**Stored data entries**
╔══

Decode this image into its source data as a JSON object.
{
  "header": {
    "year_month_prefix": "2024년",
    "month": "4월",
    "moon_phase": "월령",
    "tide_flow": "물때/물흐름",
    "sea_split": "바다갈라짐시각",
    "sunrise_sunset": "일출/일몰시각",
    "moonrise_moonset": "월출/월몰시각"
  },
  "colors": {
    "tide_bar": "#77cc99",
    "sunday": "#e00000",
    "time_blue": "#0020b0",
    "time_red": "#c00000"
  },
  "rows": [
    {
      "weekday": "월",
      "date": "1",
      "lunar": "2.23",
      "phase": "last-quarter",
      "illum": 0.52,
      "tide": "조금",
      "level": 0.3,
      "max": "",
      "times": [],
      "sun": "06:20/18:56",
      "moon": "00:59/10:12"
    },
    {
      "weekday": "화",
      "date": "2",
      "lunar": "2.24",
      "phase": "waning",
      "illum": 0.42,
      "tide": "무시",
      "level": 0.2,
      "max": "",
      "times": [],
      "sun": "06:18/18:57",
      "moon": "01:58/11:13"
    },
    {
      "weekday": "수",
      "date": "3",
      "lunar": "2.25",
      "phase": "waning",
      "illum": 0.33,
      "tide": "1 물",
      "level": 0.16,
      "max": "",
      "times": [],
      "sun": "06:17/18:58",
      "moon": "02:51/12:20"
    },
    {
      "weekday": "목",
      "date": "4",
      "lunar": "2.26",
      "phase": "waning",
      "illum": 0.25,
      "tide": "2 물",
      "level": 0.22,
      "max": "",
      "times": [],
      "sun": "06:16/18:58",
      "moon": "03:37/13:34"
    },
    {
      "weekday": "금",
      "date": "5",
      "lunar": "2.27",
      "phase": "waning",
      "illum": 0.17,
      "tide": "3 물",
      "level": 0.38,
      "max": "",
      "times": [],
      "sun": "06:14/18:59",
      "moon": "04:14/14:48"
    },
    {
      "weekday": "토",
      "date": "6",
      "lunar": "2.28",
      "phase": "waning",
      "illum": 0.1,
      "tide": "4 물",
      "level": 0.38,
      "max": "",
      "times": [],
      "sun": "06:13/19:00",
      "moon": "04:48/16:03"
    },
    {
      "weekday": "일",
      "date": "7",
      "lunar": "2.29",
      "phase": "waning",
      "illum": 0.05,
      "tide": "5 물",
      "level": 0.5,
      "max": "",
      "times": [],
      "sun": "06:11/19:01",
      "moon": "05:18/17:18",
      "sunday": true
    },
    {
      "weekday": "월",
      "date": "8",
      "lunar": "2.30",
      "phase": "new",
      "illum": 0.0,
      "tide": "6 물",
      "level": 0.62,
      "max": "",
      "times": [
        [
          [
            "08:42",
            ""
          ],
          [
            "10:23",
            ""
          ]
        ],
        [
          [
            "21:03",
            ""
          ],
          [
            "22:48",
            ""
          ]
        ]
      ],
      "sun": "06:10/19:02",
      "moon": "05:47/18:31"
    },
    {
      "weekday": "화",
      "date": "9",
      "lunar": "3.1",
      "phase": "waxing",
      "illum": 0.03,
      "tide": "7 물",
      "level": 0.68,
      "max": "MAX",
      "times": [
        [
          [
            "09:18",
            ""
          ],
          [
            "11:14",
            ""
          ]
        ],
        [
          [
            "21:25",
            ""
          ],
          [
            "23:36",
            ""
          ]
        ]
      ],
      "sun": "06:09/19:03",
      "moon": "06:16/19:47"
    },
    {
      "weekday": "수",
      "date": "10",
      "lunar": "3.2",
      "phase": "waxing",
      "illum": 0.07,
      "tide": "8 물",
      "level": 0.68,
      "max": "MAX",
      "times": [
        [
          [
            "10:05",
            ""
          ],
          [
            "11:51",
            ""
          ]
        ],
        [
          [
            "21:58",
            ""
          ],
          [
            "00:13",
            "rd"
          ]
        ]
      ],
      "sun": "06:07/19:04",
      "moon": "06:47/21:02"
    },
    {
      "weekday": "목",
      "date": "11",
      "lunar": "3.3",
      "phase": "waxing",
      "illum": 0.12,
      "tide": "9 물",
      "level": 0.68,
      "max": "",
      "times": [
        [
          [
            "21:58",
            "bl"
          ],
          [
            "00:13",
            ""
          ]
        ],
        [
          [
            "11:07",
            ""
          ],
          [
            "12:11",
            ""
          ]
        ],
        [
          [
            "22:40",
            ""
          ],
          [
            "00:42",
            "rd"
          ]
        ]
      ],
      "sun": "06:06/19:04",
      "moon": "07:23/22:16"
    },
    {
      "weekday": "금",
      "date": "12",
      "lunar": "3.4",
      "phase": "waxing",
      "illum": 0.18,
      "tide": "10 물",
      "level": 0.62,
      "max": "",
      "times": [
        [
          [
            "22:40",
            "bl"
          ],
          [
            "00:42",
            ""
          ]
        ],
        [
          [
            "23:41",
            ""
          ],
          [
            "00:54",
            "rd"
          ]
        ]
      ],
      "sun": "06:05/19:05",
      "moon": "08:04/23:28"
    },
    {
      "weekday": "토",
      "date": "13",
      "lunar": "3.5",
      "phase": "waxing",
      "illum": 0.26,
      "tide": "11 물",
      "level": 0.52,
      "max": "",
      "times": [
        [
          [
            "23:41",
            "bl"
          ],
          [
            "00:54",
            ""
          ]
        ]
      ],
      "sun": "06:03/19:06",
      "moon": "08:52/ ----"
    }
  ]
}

╚══

**Instructions for the task**
Output all records verbatim.

**The solution**
Decode this image into its source data as a JSON object.
{
  "header": {
    "year_month_prefix": "2024년",
    "month": "4월",
    "moon_phase": "월령",
    "tide_flow": "물때/물흐름",
    "sea_split": "바다갈라짐시각",
    "sunrise_sunset": "일출/일몰시각",
    "moonrise_moonset": "월출/월몰시각"
  },
  "colors": {
    "tide_bar": "#77cc99",
    "sunday": "#e00000",
    "time_blue": "#0020b0",
    "time_red": "#c00000"
  },
  "rows": [
    {
      "weekday": "월",
      "date": "1",
      "lunar": "2.23",
      "phase": "last-quarter",
      "illum": 0.52,
      "tide": "조금",
      "level": 0.3,
      "max": "",
      "times": [],
      "sun": "06:20/18:56",
      "moon": "00:59/10:12"
    },
    {
      "weekday": "화",
      "date": "2",
      "lunar": "2.24",
      "phase": "waning",
      "illum": 0.42,
      "tide": "무시",
      "level": 0.2,
      "max": "",
      "times": [],
      "sun": "06:18/18:57",
      "moon": "01:58/11:13"
    },
    {
      "weekday": "수",
      "date": "3",
      "lunar": "2.25",
      "phase": "waning",
      "illum": 0.33,
      "tide": "1 물",
      "level": 0.16,
      "max": "",
      "times": [],
      "sun": "06:17/18:58",
      "moon": "02:51/12:20"
    },
    {
      "weekday": "목",
      "date": "4",
      "lunar": "2.26",
      "phase": "waning",
      "illum": 0.25,
      "tide": "2 물",
      "level": 0.22,
      "max": "",
      "times": [],
      "sun": "06:16/18:58",
      "moon": "03:37/13:34"
    },
    {
      "weekday": "금",
      "date": "5",
      "lunar": "2.27",
      "phase": "waning",
      "illum": 0.17,
      "tide": "3 물",
      "level": 0.38,
      "max": "",
      "times": [],
      "sun": "06:14/18:59",
      "moon": "04:14/14:48"
    },
    {
      "weekday": "토",
      "date": "6",
      "lunar": "2.28",
      "phase": "waning",
      "illum": 0.1,
      "tide": "4 물",
      "level": 0.38,
      "max": "",
      "times": [],
      "sun": "06:13/19:00",
      "moon": "04:48/16:03"
    },
    {
      "weekday": "일",
      "date": "7",
      "lunar": "2.29",
      "phase": "waning",
      "illum": 0.05,
      "tide": "5 물",
      "level": 0.5,
      "max": "",
      "times": [],
      "sun": "06:11/19:01",
      "moon": "05:18/17:18",
      "sunday": true
    },
    {
      "weekday": "월",
      "date": "8",
      "lunar": "2.30",
      "phase": "new",
      "illum": 0.0,
      "tide": "6 물",
      "level": 0.62,
      "max": "",
      "times": [
        [
          [
            "08:42",
            ""
          ],
          [
            "10:23",
            ""
          ]
        ],
        [
          [
            "21:03",
            ""
          ],
          [
            "22:48",
            ""
          ]
        ]
      ],
      "sun": "06:10/19:02",
      "moon": "05:47/18:31"
    },
    {
      "weekday": "화",
      "date": "9",
      "lunar": "3.1",
      "phase": "waxing",
      "illum": 0.03,
      "tide": "7 물",
      "level": 0.68,
      "max": "MAX",
      "times": [
        [
          [
            "09:18",
            ""
          ],
          [
            "11:14",
            ""
          ]
        ],
        [
          [
            "21:25",
            ""
          ],
          [
            "23:36",
            ""
          ]
        ]
      ],
      "sun": "06:09/19:03",
      "moon": "06:16/19:47"
    },
    {
      "weekday": "수",
      "date": "10",
      "lunar": "3.2",
      "phase": "waxing",
      "illum": 0.07,
      "tide": "8 물",
      "level": 0.68,
      "max": "MAX",
      "times": [
        [
          [
            "10:05",
            ""
          ],
          [
            "11:51",
            ""
          ]
        ],
        [
          [
            "21:58",
            ""
          ],
          [
            "00:13",
            "rd"
          ]
        ]
      ],
      "sun": "06:07/19:04",
      "moon": "06:47/21:02"
    },
    {
      "weekday": "목",
      "date": "11",
      "lunar": "3.3",
      "phase": "waxing",
      "illum": 0.12,
      "tide": "9 물",
      "level": 0.68,
      "max": "",
      "times": [
        [
          [
            "21:58",
            "bl"
          ],
          [
            "00:13",
            ""
          ]
        ],
        [
          [
            "11:07",
            ""
          ],
          [
            "12:11",
            ""
          ]
        ],
        [
          [
            "22:40",
            ""
          ],
          [
            "00:42",
            "rd"
          ]
        ]
      ],
      "sun": "06:06/19:04",
      "moon": "07:23/22:16"
    },
    {
      "weekday": "금",
      "date": "12",
      "lunar": "3.4",
      "phase": "waxing",
      "illum": 0.18,
      "tide": "10 물",
      "level": 0.62,
      "max": "",
      "times": [
        [
          [
            "22:40",
            "bl"
          ],
          [
            "00:42",
            ""
          ]
        ],
        [
          [
            "23:41",
            ""
          ],
          [
            "00:54",
            "rd"
          ]
        ]
      ],
      "sun": "06:05/19:05",
      "moon": "08:04/23:28"
    },
    {
      "weekday": "토",
      "date": "13",
      "lunar": "3.5",
      "phase": "waxing",
      "illum": 0.26,
      "tide": "11 물",
      "level": 0.52,
      "max": "",
      "times": [
        [
          [
            "23:41",
            "bl"
          ],
          [
            "00:54",
            ""
          ]
        ]
      ],
      "sun": "06:03/19:06",
      "moon": "08:52/ ----"
    }
  ]
}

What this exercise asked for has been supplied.